GIVEN PROBLEM:
Leave out the pictures and return every entry exactly as it appears.

DATA TO PROCESS:
## begin
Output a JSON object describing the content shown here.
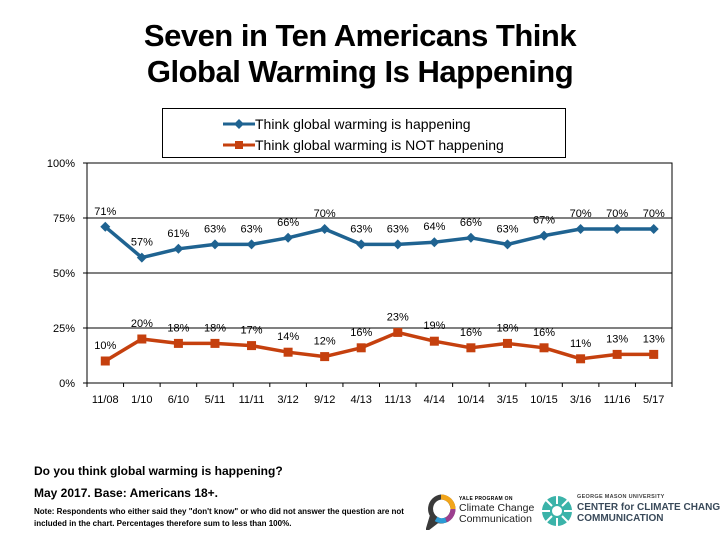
{
  "title": {
    "line1": "Seven in Ten Americans Think",
    "line2": "Global Warming Is Happening"
  },
  "chart_data": {
    "type": "line",
    "categories": [
      "11/08",
      "1/10",
      "6/10",
      "5/11",
      "11/11",
      "3/12",
      "9/12",
      "4/13",
      "11/13",
      "4/14",
      "10/14",
      "3/15",
      "10/15",
      "3/16",
      "11/16",
      "5/17"
    ],
    "series": [
      {
        "name": "Think global warming is happening",
        "color": "#1f6391",
        "marker": "diamond",
        "values": [
          71,
          57,
          61,
          63,
          63,
          66,
          70,
          63,
          63,
          64,
          66,
          63,
          67,
          70,
          70,
          70
        ],
        "labels": [
          "71%",
          "57%",
          "61%",
          "63%",
          "63%",
          "66%",
          "70%",
          "63%",
          "63%",
          "64%",
          "66%",
          "63%",
          "67%",
          "70%",
          "70%",
          "70%"
        ]
      },
      {
        "name": "Think global warming is NOT happening",
        "color": "#c5400e",
        "marker": "square",
        "values": [
          10,
          20,
          18,
          18,
          17,
          14,
          12,
          16,
          23,
          19,
          16,
          18,
          16,
          11,
          13,
          13
        ],
        "labels": [
          "10%",
          "20%",
          "18%",
          "18%",
          "17%",
          "14%",
          "12%",
          "16%",
          "23%",
          "19%",
          "16%",
          "18%",
          "16%",
          "11%",
          "13%",
          "13%"
        ]
      }
    ],
    "yticks": [
      0,
      25,
      50,
      75,
      100
    ],
    "ytick_labels": [
      "0%",
      "25%",
      "50%",
      "75%",
      "100%"
    ],
    "ylim": [
      0,
      100
    ],
    "grid": "horizontal",
    "legend": "top-center",
    "title": "Seven in Ten Americans Think Global Warming Is Happening"
  },
  "footer": {
    "question": "Do you think global warming is happening?",
    "date": "May 2017. Base: Americans 18+.",
    "note": "Note: Respondents who either said they \"don't know\" or who did not answer the question are not included in the chart. Percentages therefore sum to less than 100%."
  },
  "logos": {
    "yale_small": "YALE PROGRAM ON",
    "yale_line1": "Climate Change",
    "yale_line2": "Communication",
    "gmu_small": "GEORGE MASON UNIVERSITY",
    "gmu_line1": "CENTER for CLIMATE CHANGE",
    "gmu_line2": "COMMUNICATION"
  }
}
## end
TASK SOLUTION:
Output a JSON object describing the content shown here.
{
  "title": {
    "line1": "Seven in Ten Americans Think",
    "line2": "Global Warming Is Happening"
  },
  "chart_data": {
    "type": "line",
    "categories": [
      "11/08",
      "1/10",
      "6/10",
      "5/11",
      "11/11",
      "3/12",
      "9/12",
      "4/13",
      "11/13",
      "4/14",
      "10/14",
      "3/15",
      "10/15",
      "3/16",
      "11/16",
      "5/17"
    ],
    "series": [
      {
        "name": "Think global warming is happening",
        "color": "#1f6391",
        "marker": "diamond",
        "values": [
          71,
          57,
          61,
          63,
          63,
          66,
          70,
          63,
          63,
          64,
          66,
          63,
          67,
          70,
          70,
          70
        ],
        "labels": [
          "71%",
          "57%",
          "61%",
          "63%",
          "63%",
          "66%",
          "70%",
          "63%",
          "63%",
          "64%",
          "66%",
          "63%",
          "67%",
          "70%",
          "70%",
          "70%"
        ]
      },
      {
        "name": "Think global warming is NOT happening",
        "color": "#c5400e",
        "marker": "square",
        "values": [
          10,
          20,
          18,
          18,
          17,
          14,
          12,
          16,
          23,
          19,
          16,
          18,
          16,
          11,
          13,
          13
        ],
        "labels": [
          "10%",
          "20%",
          "18%",
          "18%",
          "17%",
          "14%",
          "12%",
          "16%",
          "23%",
          "19%",
          "16%",
          "18%",
          "16%",
          "11%",
          "13%",
          "13%"
        ]
      }
    ],
    "yticks": [
      0,
      25,
      50,
      75,
      100
    ],
    "ytick_labels": [
      "0%",
      "25%",
      "50%",
      "75%",
      "100%"
    ],
    "ylim": [
      0,
      100
    ],
    "grid": "horizontal",
    "legend": "top-center",
    "title": "Seven in Ten Americans Think Global Warming Is Happening"
  },
  "footer": {
    "question": "Do you think global warming is happening?",
    "date": "May 2017. Base: Americans 18+.",
    "note": "Note: Respondents who either said they \"don't know\" or who did not answer the question are not included in the chart. Percentages therefore sum to less than 100%."
  },
  "logos": {
    "yale_small": "YALE PROGRAM ON",
    "yale_line1": "Climate Change",
    "yale_line2": "Communication",
    "gmu_small": "GEORGE MASON UNIVERSITY",
    "gmu_line1": "CENTER for CLIMATE CHANGE",
    "gmu_line2": "COMMUNICATION"
  }
}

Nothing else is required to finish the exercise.